:: Problem to work on ::
State the number of lines that include the string "cosx", and write nothing else.

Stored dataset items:

=======

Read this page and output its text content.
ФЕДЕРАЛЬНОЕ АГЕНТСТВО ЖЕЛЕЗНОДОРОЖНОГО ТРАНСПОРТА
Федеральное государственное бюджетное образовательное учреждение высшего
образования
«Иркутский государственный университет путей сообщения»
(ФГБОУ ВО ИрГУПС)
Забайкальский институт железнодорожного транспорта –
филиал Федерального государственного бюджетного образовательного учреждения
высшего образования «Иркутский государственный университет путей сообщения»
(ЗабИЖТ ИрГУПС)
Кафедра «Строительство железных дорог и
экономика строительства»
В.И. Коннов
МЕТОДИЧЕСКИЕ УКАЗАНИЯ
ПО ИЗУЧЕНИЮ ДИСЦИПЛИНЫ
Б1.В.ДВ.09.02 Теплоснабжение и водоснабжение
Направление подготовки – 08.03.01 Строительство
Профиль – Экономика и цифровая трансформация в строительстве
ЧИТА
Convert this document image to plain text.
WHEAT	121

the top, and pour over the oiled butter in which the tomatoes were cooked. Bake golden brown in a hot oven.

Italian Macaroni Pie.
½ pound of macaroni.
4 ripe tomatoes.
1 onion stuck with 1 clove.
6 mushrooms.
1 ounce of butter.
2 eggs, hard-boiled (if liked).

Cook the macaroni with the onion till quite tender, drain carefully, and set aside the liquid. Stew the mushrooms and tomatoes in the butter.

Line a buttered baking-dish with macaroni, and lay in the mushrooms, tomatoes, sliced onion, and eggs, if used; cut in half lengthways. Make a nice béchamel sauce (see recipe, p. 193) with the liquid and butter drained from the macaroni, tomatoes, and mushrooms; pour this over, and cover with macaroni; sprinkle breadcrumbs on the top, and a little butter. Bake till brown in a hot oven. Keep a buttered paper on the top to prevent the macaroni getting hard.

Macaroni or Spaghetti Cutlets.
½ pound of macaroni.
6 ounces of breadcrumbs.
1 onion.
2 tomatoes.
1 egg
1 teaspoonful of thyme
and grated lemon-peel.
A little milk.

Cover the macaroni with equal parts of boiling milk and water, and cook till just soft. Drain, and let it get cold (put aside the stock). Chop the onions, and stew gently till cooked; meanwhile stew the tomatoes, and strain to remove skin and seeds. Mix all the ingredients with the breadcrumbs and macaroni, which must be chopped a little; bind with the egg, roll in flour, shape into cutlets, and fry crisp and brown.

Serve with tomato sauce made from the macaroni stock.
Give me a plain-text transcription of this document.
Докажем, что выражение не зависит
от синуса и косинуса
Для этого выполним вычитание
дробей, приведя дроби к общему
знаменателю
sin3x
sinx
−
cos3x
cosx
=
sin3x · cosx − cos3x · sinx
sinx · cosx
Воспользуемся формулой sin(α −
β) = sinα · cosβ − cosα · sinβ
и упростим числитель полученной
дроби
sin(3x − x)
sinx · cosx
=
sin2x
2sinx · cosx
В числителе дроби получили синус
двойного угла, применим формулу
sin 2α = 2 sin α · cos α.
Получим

=======

:: Answer to the problem ::
5